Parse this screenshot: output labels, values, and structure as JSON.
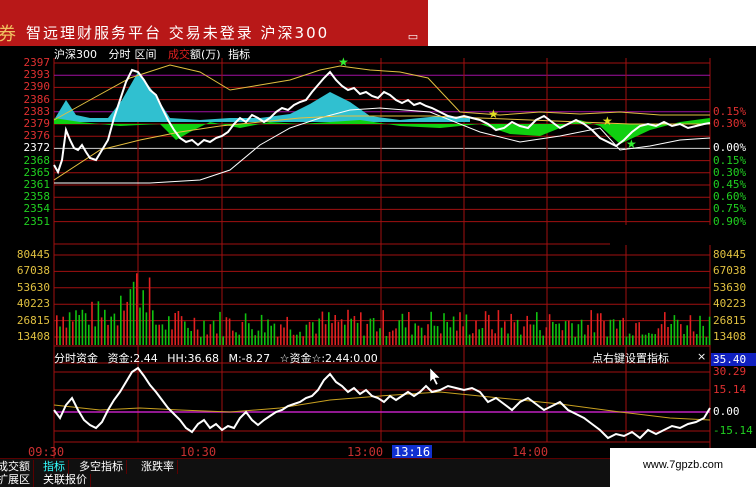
{
  "window": {
    "logo_char": "券",
    "title": "智远理财服务平台  交易未登录  沪深300",
    "restore_icon": "restore-window-icon"
  },
  "chart_header": {
    "symbol": "沪深300",
    "mode": "分时",
    "range": "区间",
    "vol_label_a": "成交",
    "vol_label_b": "额(万)",
    "indicator": "指标"
  },
  "price_axis_left": [
    "2397",
    "2393",
    "2390",
    "2386",
    "2383",
    "2379",
    "2376",
    "2372",
    "2368",
    "2365",
    "2361",
    "2358",
    "2354",
    "2351"
  ],
  "pct_axis_right": [
    "0.15%",
    "0.30%",
    "0.00%",
    "0.15%",
    "0.30%",
    "0.45%",
    "0.60%",
    "0.75%",
    "0.90%"
  ],
  "volume_axis_left": [
    "80445",
    "67038",
    "53630",
    "40223",
    "26815",
    "13408"
  ],
  "volume_axis_right": [
    "80445",
    "67038",
    "53630",
    "40223",
    "26815",
    "13408"
  ],
  "indicator_header": {
    "name": "分时资金",
    "fund": "资金:2.44",
    "hh": "HH:36.68",
    "m": "M:-8.27",
    "star": "☆资金☆:2.44",
    "zero": ":0.00"
  },
  "indicator_hint": "点右键设置指标",
  "indicator_close": "×",
  "indicator_current": "35.40",
  "indicator_axis_right": [
    "30.29",
    "15.14",
    "0.00",
    "-15.14"
  ],
  "time_axis": [
    "09:30",
    "10:30",
    "13:00",
    "13:16",
    "14:00"
  ],
  "tabs_row1": [
    "成交额",
    "指标",
    "多空指标",
    "涨跌率"
  ],
  "tabs_row1_active": "指标",
  "tabs_row2": [
    "扩展区",
    "关联报价"
  ],
  "watermark": "www.7gpzb.com",
  "colors": {
    "grid_red": "#a01010",
    "price_line": "#ffffff",
    "avg_line": "#e8c040",
    "cyan_fill": "#30c0d0",
    "green_fill": "#10d010",
    "vol_red": "#e02020",
    "vol_green": "#10c010",
    "indicator_ma": "#c8a020",
    "zero_line": "#c020c0"
  }
}
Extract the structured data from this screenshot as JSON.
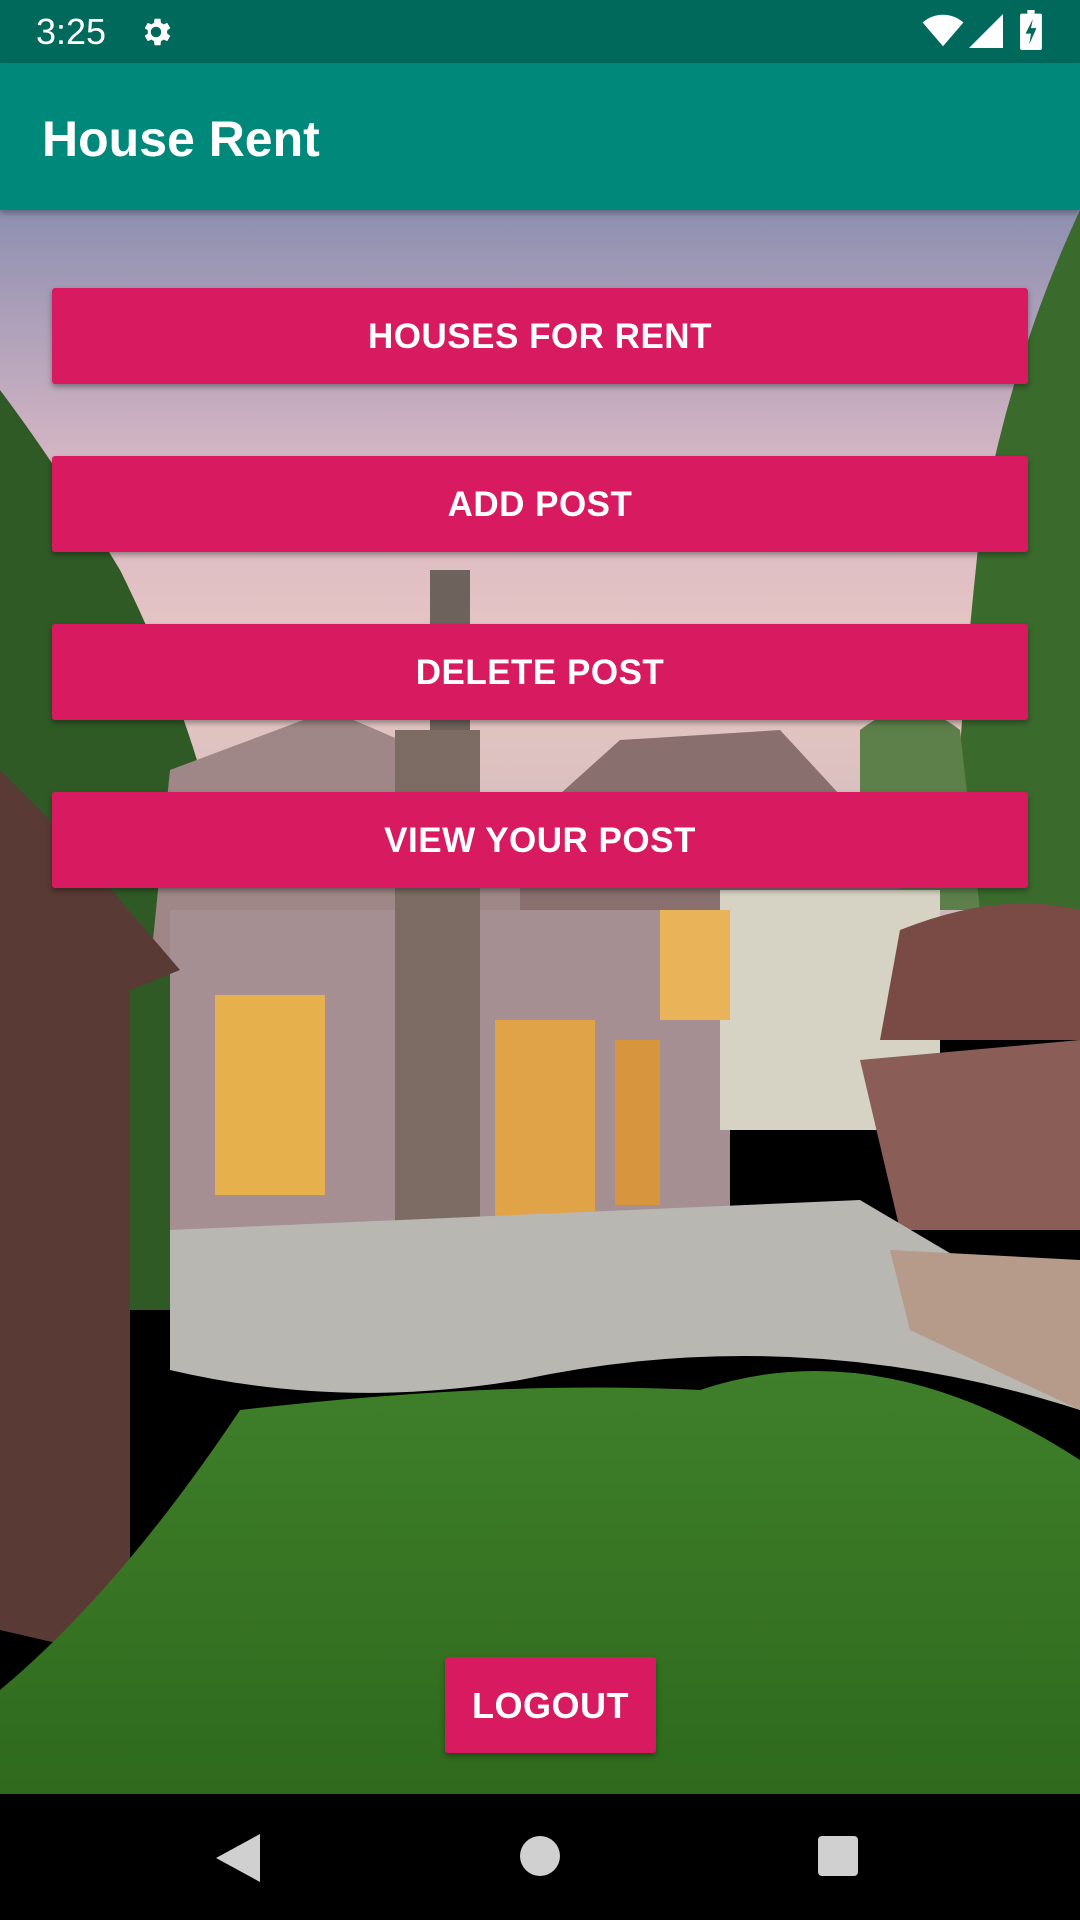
{
  "status_bar": {
    "time": "3:25",
    "icons": [
      "gear-icon",
      "wifi-icon",
      "signal-icon",
      "battery-charging-icon"
    ]
  },
  "app_bar": {
    "title": "House Rent",
    "color": "#00897b"
  },
  "menu": {
    "houses_for_rent": "HOUSES FOR RENT",
    "add_post": "ADD POST",
    "delete_post": "DELETE POST",
    "view_your_post": "VIEW YOUR POST",
    "logout": "LOGOUT",
    "button_color": "#d81b60"
  },
  "nav_bar": {
    "icons": [
      "back-icon",
      "home-icon",
      "recents-icon"
    ]
  }
}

○ ○ ○

## WORK TO BE COMPLETED
Each record above should be copied character for character, with pictures dropped.

## COMPLETED EXERCISE
Parse this screenshot: output labels, values, and structure as JSON.
{
  "window": {
    "logo_char": "券",
    "title": "智远理财服务平台  交易未登录  沪深300",
    "restore_icon": "restore-window-icon"
  },
  "chart_header": {
    "symbol": "沪深300",
    "mode": "分时",
    "range": "区间",
    "vol_label_a": "成交",
    "vol_label_b": "额(万)",
    "indicator": "指标"
  },
  "price_axis_left": [
    "2397",
    "2393",
    "2390",
    "2386",
    "2383",
    "2379",
    "2376",
    "2372",
    "2368",
    "2365",
    "2361",
    "2358",
    "2354",
    "2351"
  ],
  "pct_axis_right": [
    "0.15%",
    "0.30%",
    "0.00%",
    "0.15%",
    "0.30%",
    "0.45%",
    "0.60%",
    "0.75%",
    "0.90%"
  ],
  "volume_axis_left": [
    "80445",
    "67038",
    "53630",
    "40223",
    "26815",
    "13408"
  ],
  "volume_axis_right": [
    "80445",
    "67038",
    "53630",
    "40223",
    "26815",
    "13408"
  ],
  "indicator_header": {
    "name": "分时资金",
    "fund": "资金:2.44",
    "hh": "HH:36.68",
    "m": "M:-8.27",
    "star": "☆资金☆:2.44",
    "zero": ":0.00"
  },
  "indicator_hint": "点右键设置指标",
  "indicator_close": "×",
  "indicator_current": "35.40",
  "indicator_axis_right": [
    "30.29",
    "15.14",
    "0.00",
    "-15.14"
  ],
  "time_axis": [
    "09:30",
    "10:30",
    "13:00",
    "13:16",
    "14:00"
  ],
  "tabs_row1": [
    "成交额",
    "指标",
    "多空指标",
    "涨跌率"
  ],
  "tabs_row1_active": "指标",
  "tabs_row2": [
    "扩展区",
    "关联报价"
  ],
  "watermark": "www.7gpzb.com",
  "colors": {
    "grid_red": "#a01010",
    "price_line": "#ffffff",
    "avg_line": "#e8c040",
    "cyan_fill": "#30c0d0",
    "green_fill": "#10d010",
    "vol_red": "#e02020",
    "vol_green": "#10c010",
    "indicator_ma": "#c8a020",
    "zero_line": "#c020c0"
  }
}
Extract the structured data from this screenshot as JSON.
{
  "status_bar": {
    "time": "3:25",
    "icons": [
      "gear-icon",
      "wifi-icon",
      "signal-icon",
      "battery-charging-icon"
    ]
  },
  "app_bar": {
    "title": "House Rent",
    "color": "#00897b"
  },
  "menu": {
    "houses_for_rent": "HOUSES FOR RENT",
    "add_post": "ADD POST",
    "delete_post": "DELETE POST",
    "view_your_post": "VIEW YOUR POST",
    "logout": "LOGOUT",
    "button_color": "#d81b60"
  },
  "nav_bar": {
    "icons": [
      "back-icon",
      "home-icon",
      "recents-icon"
    ]
  }
}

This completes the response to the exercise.